Repeat the material below exactly, with no pictures.

Data items:
%%

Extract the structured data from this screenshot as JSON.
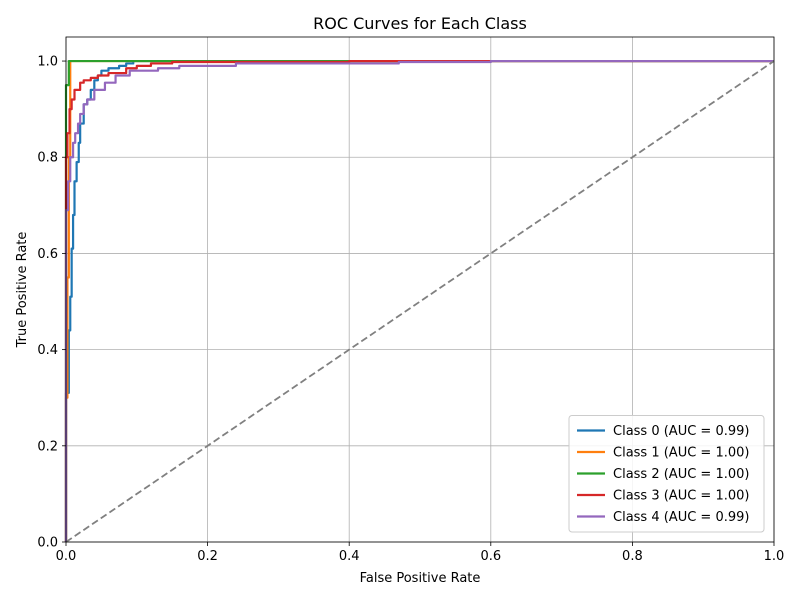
{
  "chart_data": {
    "type": "line",
    "title": "ROC Curves for Each Class",
    "xlabel": "False Positive Rate",
    "ylabel": "True Positive Rate",
    "xlim": [
      0,
      1
    ],
    "ylim": [
      0,
      1.05
    ],
    "xticks": [
      "0.0",
      "0.2",
      "0.4",
      "0.6",
      "0.8",
      "1.0"
    ],
    "xtick_values": [
      0,
      0.2,
      0.4,
      0.6,
      0.8,
      1.0
    ],
    "yticks": [
      "0.0",
      "0.2",
      "0.4",
      "0.6",
      "0.8",
      "1.0"
    ],
    "ytick_values": [
      0,
      0.2,
      0.4,
      0.6,
      0.8,
      1.0
    ],
    "grid": true,
    "legend_position": "lower-right",
    "series": [
      {
        "name": "Class 0 (AUC = 0.99)",
        "color": "#1f77b4",
        "x": [
          0,
          0,
          0.004,
          0.004,
          0.006,
          0.006,
          0.008,
          0.008,
          0.01,
          0.01,
          0.012,
          0.012,
          0.015,
          0.015,
          0.018,
          0.018,
          0.02,
          0.02,
          0.025,
          0.025,
          0.03,
          0.03,
          0.035,
          0.035,
          0.04,
          0.04,
          0.045,
          0.045,
          0.05,
          0.05,
          0.06,
          0.06,
          0.075,
          0.075,
          0.085,
          0.085,
          0.095,
          0.095,
          1.0
        ],
        "y": [
          0,
          0.31,
          0.31,
          0.44,
          0.44,
          0.51,
          0.51,
          0.61,
          0.61,
          0.68,
          0.68,
          0.75,
          0.75,
          0.79,
          0.79,
          0.83,
          0.83,
          0.87,
          0.87,
          0.91,
          0.91,
          0.92,
          0.92,
          0.94,
          0.94,
          0.96,
          0.96,
          0.97,
          0.97,
          0.98,
          0.98,
          0.985,
          0.985,
          0.99,
          0.99,
          0.995,
          0.995,
          1.0,
          1.0
        ]
      },
      {
        "name": "Class 1 (AUC = 1.00)",
        "color": "#ff7f0e",
        "x": [
          0,
          0,
          0.002,
          0.002,
          0.004,
          0.004,
          0.006,
          0.006,
          1.0
        ],
        "y": [
          0,
          0.3,
          0.3,
          0.55,
          0.55,
          0.8,
          0.8,
          1.0,
          1.0
        ]
      },
      {
        "name": "Class 2 (AUC = 1.00)",
        "color": "#2ca02c",
        "x": [
          0,
          0,
          0.004,
          0.004,
          1.0
        ],
        "y": [
          0,
          0.95,
          0.95,
          1.0,
          1.0
        ]
      },
      {
        "name": "Class 3 (AUC = 1.00)",
        "color": "#d62728",
        "x": [
          0,
          0,
          0.002,
          0.002,
          0.005,
          0.005,
          0.008,
          0.008,
          0.012,
          0.012,
          0.02,
          0.02,
          0.025,
          0.025,
          0.035,
          0.035,
          0.045,
          0.045,
          0.06,
          0.06,
          0.085,
          0.085,
          0.1,
          0.1,
          0.12,
          0.12,
          0.15,
          0.15,
          0.4,
          0.4,
          1.0
        ],
        "y": [
          0,
          0.8,
          0.8,
          0.85,
          0.85,
          0.9,
          0.9,
          0.92,
          0.92,
          0.94,
          0.94,
          0.955,
          0.955,
          0.96,
          0.96,
          0.965,
          0.965,
          0.97,
          0.97,
          0.975,
          0.975,
          0.985,
          0.985,
          0.99,
          0.99,
          0.995,
          0.995,
          0.998,
          0.998,
          1.0,
          1.0
        ]
      },
      {
        "name": "Class 4 (AUC = 0.99)",
        "color": "#9467bd",
        "x": [
          0,
          0,
          0.003,
          0.003,
          0.006,
          0.006,
          0.01,
          0.01,
          0.013,
          0.013,
          0.017,
          0.017,
          0.02,
          0.02,
          0.025,
          0.025,
          0.03,
          0.03,
          0.04,
          0.04,
          0.055,
          0.055,
          0.07,
          0.07,
          0.09,
          0.09,
          0.13,
          0.13,
          0.16,
          0.16,
          0.24,
          0.24,
          0.47,
          0.47,
          0.6,
          0.6,
          1.0
        ],
        "y": [
          0,
          0.69,
          0.69,
          0.75,
          0.75,
          0.8,
          0.8,
          0.83,
          0.83,
          0.85,
          0.85,
          0.87,
          0.87,
          0.89,
          0.89,
          0.91,
          0.91,
          0.92,
          0.92,
          0.94,
          0.94,
          0.955,
          0.955,
          0.97,
          0.97,
          0.98,
          0.98,
          0.985,
          0.985,
          0.99,
          0.99,
          0.995,
          0.995,
          0.998,
          0.998,
          1.0,
          1.0
        ]
      }
    ],
    "reference_line": {
      "x": [
        0,
        1
      ],
      "y": [
        0,
        1
      ],
      "color": "#808080",
      "style": "dashed"
    }
  }
}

%%

* **SOLUTION TO THIS TASK**:
Extract the structured data from this screenshot as JSON.
{
  "chart_data": {
    "type": "line",
    "title": "ROC Curves for Each Class",
    "xlabel": "False Positive Rate",
    "ylabel": "True Positive Rate",
    "xlim": [
      0,
      1
    ],
    "ylim": [
      0,
      1.05
    ],
    "xticks": [
      "0.0",
      "0.2",
      "0.4",
      "0.6",
      "0.8",
      "1.0"
    ],
    "xtick_values": [
      0,
      0.2,
      0.4,
      0.6,
      0.8,
      1.0
    ],
    "yticks": [
      "0.0",
      "0.2",
      "0.4",
      "0.6",
      "0.8",
      "1.0"
    ],
    "ytick_values": [
      0,
      0.2,
      0.4,
      0.6,
      0.8,
      1.0
    ],
    "grid": true,
    "legend_position": "lower-right",
    "series": [
      {
        "name": "Class 0 (AUC = 0.99)",
        "color": "#1f77b4",
        "x": [
          0,
          0,
          0.004,
          0.004,
          0.006,
          0.006,
          0.008,
          0.008,
          0.01,
          0.01,
          0.012,
          0.012,
          0.015,
          0.015,
          0.018,
          0.018,
          0.02,
          0.02,
          0.025,
          0.025,
          0.03,
          0.03,
          0.035,
          0.035,
          0.04,
          0.04,
          0.045,
          0.045,
          0.05,
          0.05,
          0.06,
          0.06,
          0.075,
          0.075,
          0.085,
          0.085,
          0.095,
          0.095,
          1.0
        ],
        "y": [
          0,
          0.31,
          0.31,
          0.44,
          0.44,
          0.51,
          0.51,
          0.61,
          0.61,
          0.68,
          0.68,
          0.75,
          0.75,
          0.79,
          0.79,
          0.83,
          0.83,
          0.87,
          0.87,
          0.91,
          0.91,
          0.92,
          0.92,
          0.94,
          0.94,
          0.96,
          0.96,
          0.97,
          0.97,
          0.98,
          0.98,
          0.985,
          0.985,
          0.99,
          0.99,
          0.995,
          0.995,
          1.0,
          1.0
        ]
      },
      {
        "name": "Class 1 (AUC = 1.00)",
        "color": "#ff7f0e",
        "x": [
          0,
          0,
          0.002,
          0.002,
          0.004,
          0.004,
          0.006,
          0.006,
          1.0
        ],
        "y": [
          0,
          0.3,
          0.3,
          0.55,
          0.55,
          0.8,
          0.8,
          1.0,
          1.0
        ]
      },
      {
        "name": "Class 2 (AUC = 1.00)",
        "color": "#2ca02c",
        "x": [
          0,
          0,
          0.004,
          0.004,
          1.0
        ],
        "y": [
          0,
          0.95,
          0.95,
          1.0,
          1.0
        ]
      },
      {
        "name": "Class 3 (AUC = 1.00)",
        "color": "#d62728",
        "x": [
          0,
          0,
          0.002,
          0.002,
          0.005,
          0.005,
          0.008,
          0.008,
          0.012,
          0.012,
          0.02,
          0.02,
          0.025,
          0.025,
          0.035,
          0.035,
          0.045,
          0.045,
          0.06,
          0.06,
          0.085,
          0.085,
          0.1,
          0.1,
          0.12,
          0.12,
          0.15,
          0.15,
          0.4,
          0.4,
          1.0
        ],
        "y": [
          0,
          0.8,
          0.8,
          0.85,
          0.85,
          0.9,
          0.9,
          0.92,
          0.92,
          0.94,
          0.94,
          0.955,
          0.955,
          0.96,
          0.96,
          0.965,
          0.965,
          0.97,
          0.97,
          0.975,
          0.975,
          0.985,
          0.985,
          0.99,
          0.99,
          0.995,
          0.995,
          0.998,
          0.998,
          1.0,
          1.0
        ]
      },
      {
        "name": "Class 4 (AUC = 0.99)",
        "color": "#9467bd",
        "x": [
          0,
          0,
          0.003,
          0.003,
          0.006,
          0.006,
          0.01,
          0.01,
          0.013,
          0.013,
          0.017,
          0.017,
          0.02,
          0.02,
          0.025,
          0.025,
          0.03,
          0.03,
          0.04,
          0.04,
          0.055,
          0.055,
          0.07,
          0.07,
          0.09,
          0.09,
          0.13,
          0.13,
          0.16,
          0.16,
          0.24,
          0.24,
          0.47,
          0.47,
          0.6,
          0.6,
          1.0
        ],
        "y": [
          0,
          0.69,
          0.69,
          0.75,
          0.75,
          0.8,
          0.8,
          0.83,
          0.83,
          0.85,
          0.85,
          0.87,
          0.87,
          0.89,
          0.89,
          0.91,
          0.91,
          0.92,
          0.92,
          0.94,
          0.94,
          0.955,
          0.955,
          0.97,
          0.97,
          0.98,
          0.98,
          0.985,
          0.985,
          0.99,
          0.99,
          0.995,
          0.995,
          0.998,
          0.998,
          1.0,
          1.0
        ]
      }
    ],
    "reference_line": {
      "x": [
        0,
        1
      ],
      "y": [
        0,
        1
      ],
      "color": "#808080",
      "style": "dashed"
    }
  }
}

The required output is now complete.